[Extracts from a graphics dataset]
* * * * * * *

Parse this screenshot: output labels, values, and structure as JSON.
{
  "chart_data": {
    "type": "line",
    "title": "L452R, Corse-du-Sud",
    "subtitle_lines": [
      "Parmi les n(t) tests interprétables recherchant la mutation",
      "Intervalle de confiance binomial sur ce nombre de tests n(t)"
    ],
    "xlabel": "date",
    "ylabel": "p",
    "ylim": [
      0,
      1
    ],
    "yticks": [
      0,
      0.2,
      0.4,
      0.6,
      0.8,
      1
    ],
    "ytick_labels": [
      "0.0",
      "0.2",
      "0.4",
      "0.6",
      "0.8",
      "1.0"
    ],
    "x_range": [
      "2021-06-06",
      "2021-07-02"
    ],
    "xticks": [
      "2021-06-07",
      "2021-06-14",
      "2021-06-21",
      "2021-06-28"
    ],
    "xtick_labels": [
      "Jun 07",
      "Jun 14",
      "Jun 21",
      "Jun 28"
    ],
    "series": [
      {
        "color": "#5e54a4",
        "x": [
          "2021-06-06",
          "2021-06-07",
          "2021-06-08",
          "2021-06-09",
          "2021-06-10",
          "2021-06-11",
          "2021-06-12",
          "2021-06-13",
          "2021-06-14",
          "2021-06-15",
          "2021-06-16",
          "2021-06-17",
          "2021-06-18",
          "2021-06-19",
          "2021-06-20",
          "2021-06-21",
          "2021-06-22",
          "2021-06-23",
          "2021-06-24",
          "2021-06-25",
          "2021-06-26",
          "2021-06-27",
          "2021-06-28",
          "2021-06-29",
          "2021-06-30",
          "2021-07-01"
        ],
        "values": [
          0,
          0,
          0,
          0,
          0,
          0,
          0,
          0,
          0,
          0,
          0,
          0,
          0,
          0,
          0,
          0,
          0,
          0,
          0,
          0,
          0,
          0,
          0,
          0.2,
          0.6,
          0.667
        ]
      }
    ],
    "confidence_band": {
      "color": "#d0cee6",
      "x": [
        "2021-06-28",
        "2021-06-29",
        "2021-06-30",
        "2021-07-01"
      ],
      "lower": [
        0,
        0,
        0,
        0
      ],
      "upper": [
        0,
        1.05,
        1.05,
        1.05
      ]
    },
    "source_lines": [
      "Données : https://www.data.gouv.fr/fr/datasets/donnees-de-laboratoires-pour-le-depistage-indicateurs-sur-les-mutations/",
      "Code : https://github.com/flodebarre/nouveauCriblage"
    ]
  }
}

* * * * * * *

REQUEST — Retype every record above exactly as written.

EXPECTED OUTPUT —
Parse this screenshot: output labels, values, and structure as JSON.
{
  "chart_data": {
    "type": "line",
    "title": "L452R, Corse-du-Sud",
    "subtitle_lines": [
      "Parmi les n(t) tests interprétables recherchant la mutation",
      "Intervalle de confiance binomial sur ce nombre de tests n(t)"
    ],
    "xlabel": "date",
    "ylabel": "p",
    "ylim": [
      0,
      1
    ],
    "yticks": [
      0,
      0.2,
      0.4,
      0.6,
      0.8,
      1
    ],
    "ytick_labels": [
      "0.0",
      "0.2",
      "0.4",
      "0.6",
      "0.8",
      "1.0"
    ],
    "x_range": [
      "2021-06-06",
      "2021-07-02"
    ],
    "xticks": [
      "2021-06-07",
      "2021-06-14",
      "2021-06-21",
      "2021-06-28"
    ],
    "xtick_labels": [
      "Jun 07",
      "Jun 14",
      "Jun 21",
      "Jun 28"
    ],
    "series": [
      {
        "color": "#5e54a4",
        "x": [
          "2021-06-06",
          "2021-06-07",
          "2021-06-08",
          "2021-06-09",
          "2021-06-10",
          "2021-06-11",
          "2021-06-12",
          "2021-06-13",
          "2021-06-14",
          "2021-06-15",
          "2021-06-16",
          "2021-06-17",
          "2021-06-18",
          "2021-06-19",
          "2021-06-20",
          "2021-06-21",
          "2021-06-22",
          "2021-06-23",
          "2021-06-24",
          "2021-06-25",
          "2021-06-26",
          "2021-06-27",
          "2021-06-28",
          "2021-06-29",
          "2021-06-30",
          "2021-07-01"
        ],
        "values": [
          0,
          0,
          0,
          0,
          0,
          0,
          0,
          0,
          0,
          0,
          0,
          0,
          0,
          0,
          0,
          0,
          0,
          0,
          0,
          0,
          0,
          0,
          0,
          0.2,
          0.6,
          0.667
        ]
      }
    ],
    "confidence_band": {
      "color": "#d0cee6",
      "x": [
        "2021-06-28",
        "2021-06-29",
        "2021-06-30",
        "2021-07-01"
      ],
      "lower": [
        0,
        0,
        0,
        0
      ],
      "upper": [
        0,
        1.05,
        1.05,
        1.05
      ]
    },
    "source_lines": [
      "Données : https://www.data.gouv.fr/fr/datasets/donnees-de-laboratoires-pour-le-depistage-indicateurs-sur-les-mutations/",
      "Code : https://github.com/flodebarre/nouveauCriblage"
    ]
  }
}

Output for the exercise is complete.